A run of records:
***

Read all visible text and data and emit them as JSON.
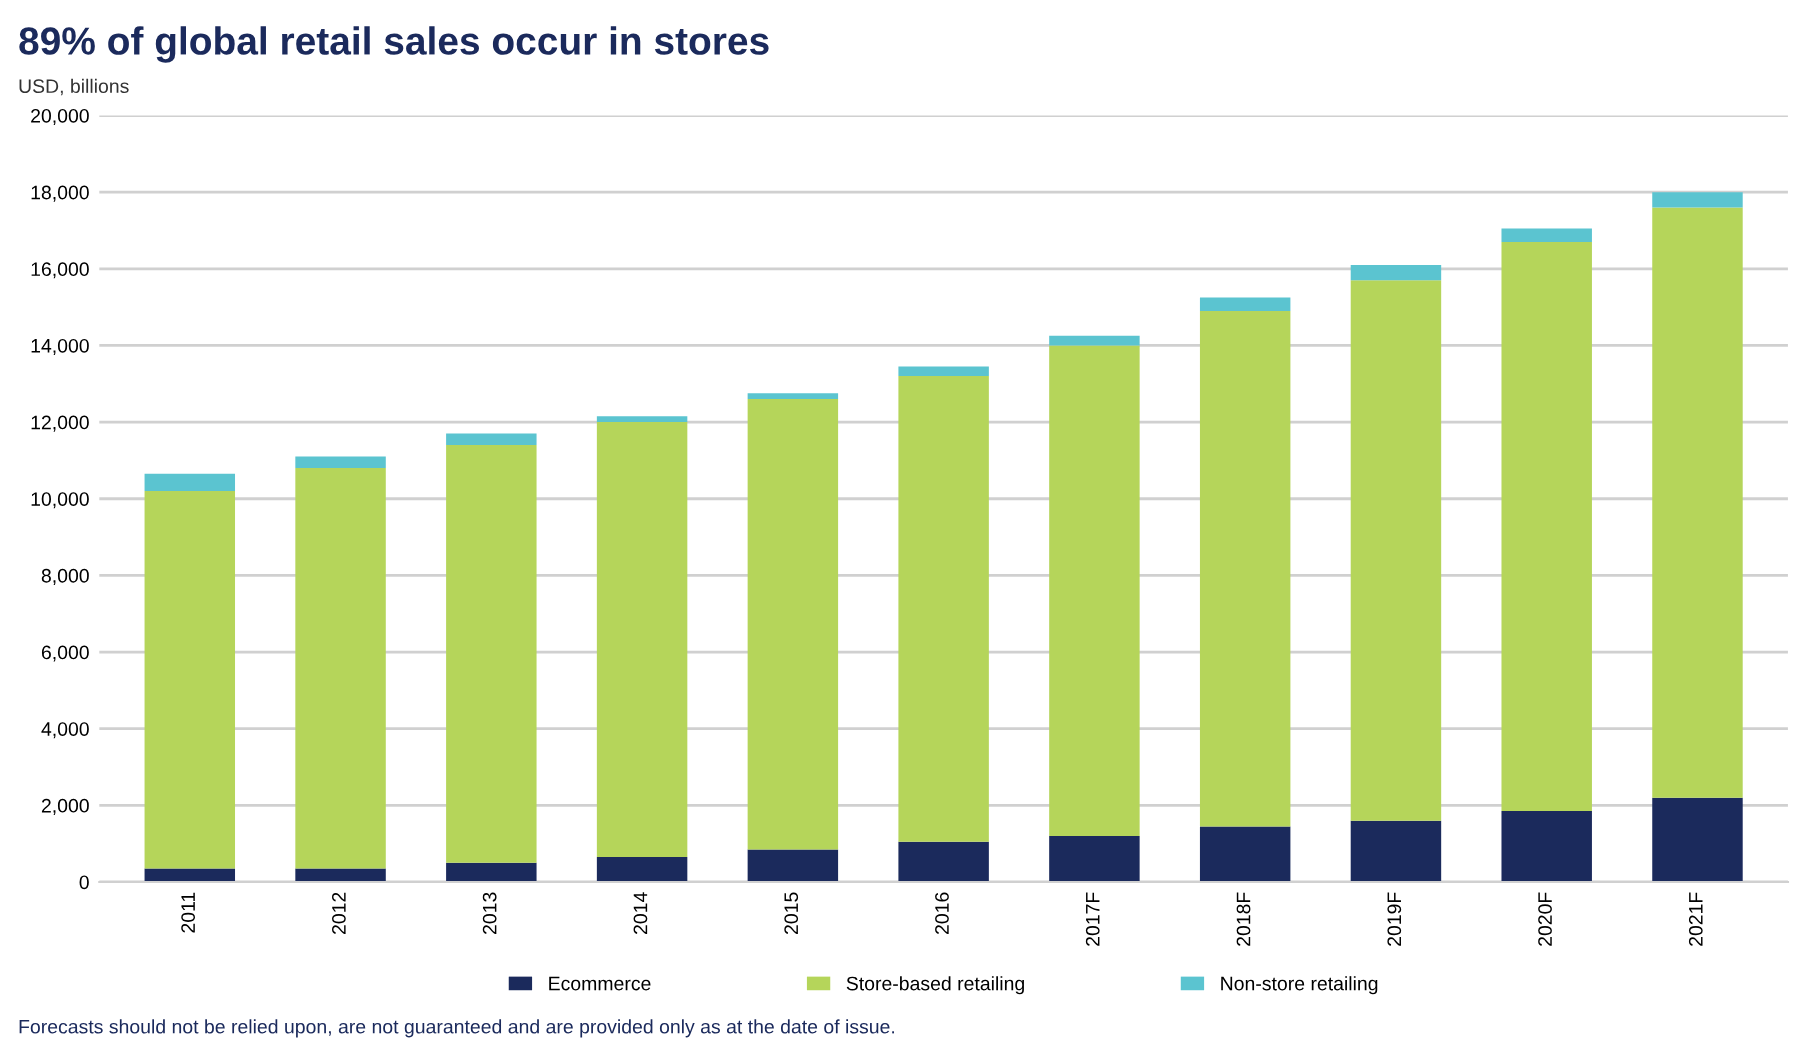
{
  "chart_data": {
    "type": "bar",
    "stacked": true,
    "title": "89% of global retail sales occur in stores",
    "subtitle": "USD, billions",
    "categories": [
      "2011",
      "2012",
      "2013",
      "2014",
      "2015",
      "2016",
      "2017F",
      "2018F",
      "2019F",
      "2020F",
      "2021F"
    ],
    "series": [
      {
        "name": "Ecommerce",
        "color": "#1b2a5c",
        "values": [
          350,
          350,
          500,
          650,
          850,
          1050,
          1200,
          1450,
          1600,
          1850,
          2200
        ]
      },
      {
        "name": "Store-based retailing",
        "color": "#b5d55a",
        "values": [
          9850,
          10450,
          10900,
          11350,
          11750,
          12150,
          12800,
          13450,
          14100,
          14850,
          15400
        ]
      },
      {
        "name": "Non-store retailing",
        "color": "#5bc4d0",
        "values": [
          450,
          300,
          300,
          150,
          150,
          250,
          250,
          350,
          400,
          350,
          400
        ]
      }
    ],
    "ylim": [
      0,
      20000
    ],
    "yticks": [
      {
        "value": 0,
        "label": "0"
      },
      {
        "value": 2000,
        "label": "2,000"
      },
      {
        "value": 4000,
        "label": "4,000"
      },
      {
        "value": 6000,
        "label": "6,000"
      },
      {
        "value": 8000,
        "label": "8,000"
      },
      {
        "value": 10000,
        "label": "10,000"
      },
      {
        "value": 12000,
        "label": "12,000"
      },
      {
        "value": 14000,
        "label": "14,000"
      },
      {
        "value": 16000,
        "label": "16,000"
      },
      {
        "value": 18000,
        "label": "18,000"
      },
      {
        "value": 20000,
        "label": "20,000"
      }
    ],
    "grid": "y",
    "legend": "bottom",
    "annotations": [
      "Forecasts should not be relied upon, are not guaranteed and are provided only as at the date of issue."
    ]
  }
}
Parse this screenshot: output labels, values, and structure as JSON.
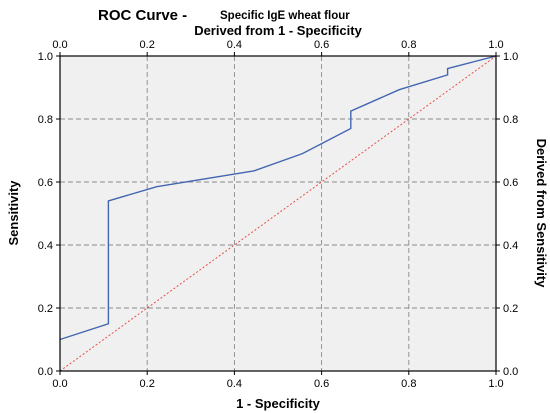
{
  "chart_data": {
    "type": "line",
    "title": "ROC Curve -",
    "subtitle": "Specific IgE  wheat flour",
    "xlabel": "1 - Specificity",
    "ylabel": "Sensitivity",
    "x2label": "Derived from 1 - Specificity",
    "y2label": "Derived from Sensitivity",
    "xlim": [
      0,
      1
    ],
    "ylim": [
      0,
      1
    ],
    "x_ticks": [
      "0.0",
      "0.2",
      "0.4",
      "0.6",
      "0.8",
      "1.0"
    ],
    "y_ticks": [
      "0.0",
      "0.2",
      "0.4",
      "0.6",
      "0.8",
      "1.0"
    ],
    "grid": true,
    "series": [
      {
        "color": "#4466b0",
        "x": [
          0.0,
          0.111,
          0.111,
          0.222,
          0.444,
          0.556,
          0.667,
          0.667,
          0.778,
          0.889,
          0.889,
          1.0
        ],
        "y": [
          0.1,
          0.15,
          0.54,
          0.585,
          0.635,
          0.69,
          0.77,
          0.825,
          0.893,
          0.94,
          0.96,
          1.0
        ]
      },
      {
        "color": "#e8504a",
        "style": "dotted",
        "x": [
          0,
          1
        ],
        "y": [
          0,
          1
        ]
      }
    ]
  }
}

***

Exercise aim:
Copy and report every line where the word "from" is present.

Final result:
    "x2label": "Derived from 1 - Specificity",
    "y2label": "Derived from Sensitivity",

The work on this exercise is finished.